* **EXERCISE REQUIREMENTS**: Copy the lines holding the word "right", all of them.

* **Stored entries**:
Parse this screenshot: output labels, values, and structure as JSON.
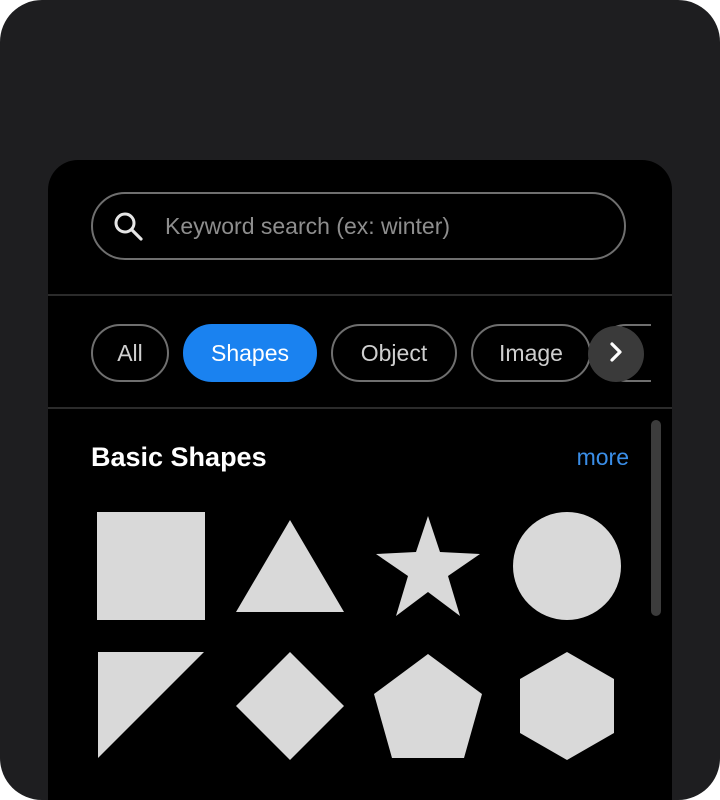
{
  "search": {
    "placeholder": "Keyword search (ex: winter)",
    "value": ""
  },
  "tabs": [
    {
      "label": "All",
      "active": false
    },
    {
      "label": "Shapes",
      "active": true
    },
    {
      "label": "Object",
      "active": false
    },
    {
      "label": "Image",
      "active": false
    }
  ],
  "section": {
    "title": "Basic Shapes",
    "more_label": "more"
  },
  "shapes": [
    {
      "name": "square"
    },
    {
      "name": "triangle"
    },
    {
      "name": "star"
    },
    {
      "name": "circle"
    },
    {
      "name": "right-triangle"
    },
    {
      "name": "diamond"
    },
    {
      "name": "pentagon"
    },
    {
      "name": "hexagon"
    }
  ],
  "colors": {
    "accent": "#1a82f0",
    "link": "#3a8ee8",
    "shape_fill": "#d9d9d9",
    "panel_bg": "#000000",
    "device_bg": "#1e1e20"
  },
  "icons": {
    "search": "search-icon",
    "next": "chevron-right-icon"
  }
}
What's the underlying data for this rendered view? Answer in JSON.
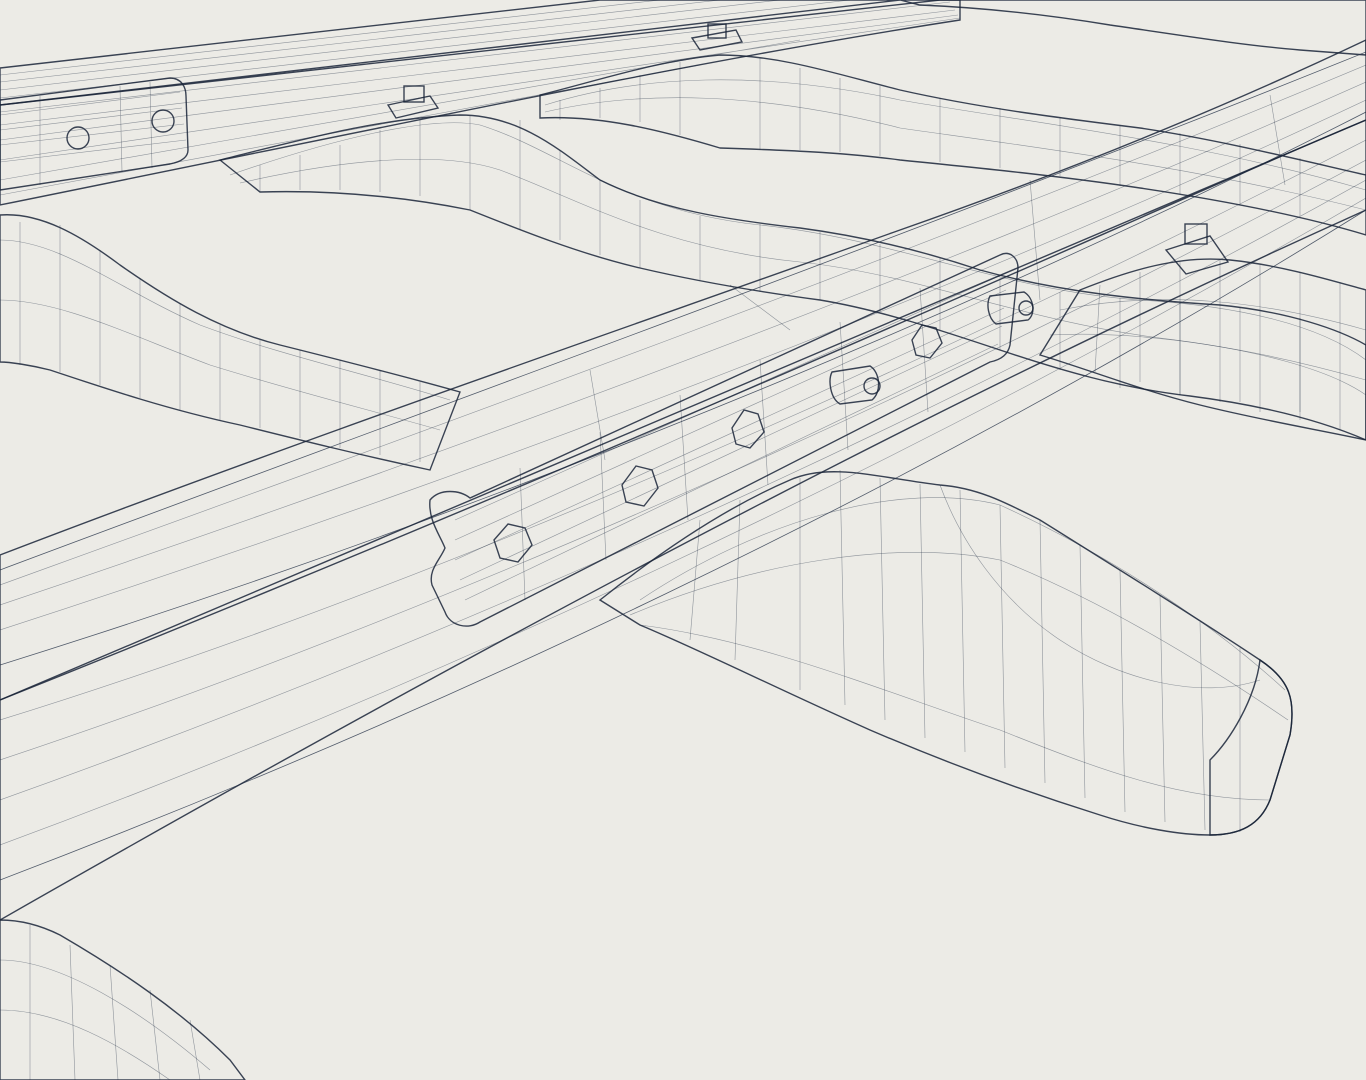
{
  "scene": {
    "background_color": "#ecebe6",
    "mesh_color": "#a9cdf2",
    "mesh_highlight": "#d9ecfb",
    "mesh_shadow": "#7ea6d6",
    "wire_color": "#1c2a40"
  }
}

* **WRITTEN REPLY**:
      "name": "right-triangle"
    "next": "chevron-right-icon"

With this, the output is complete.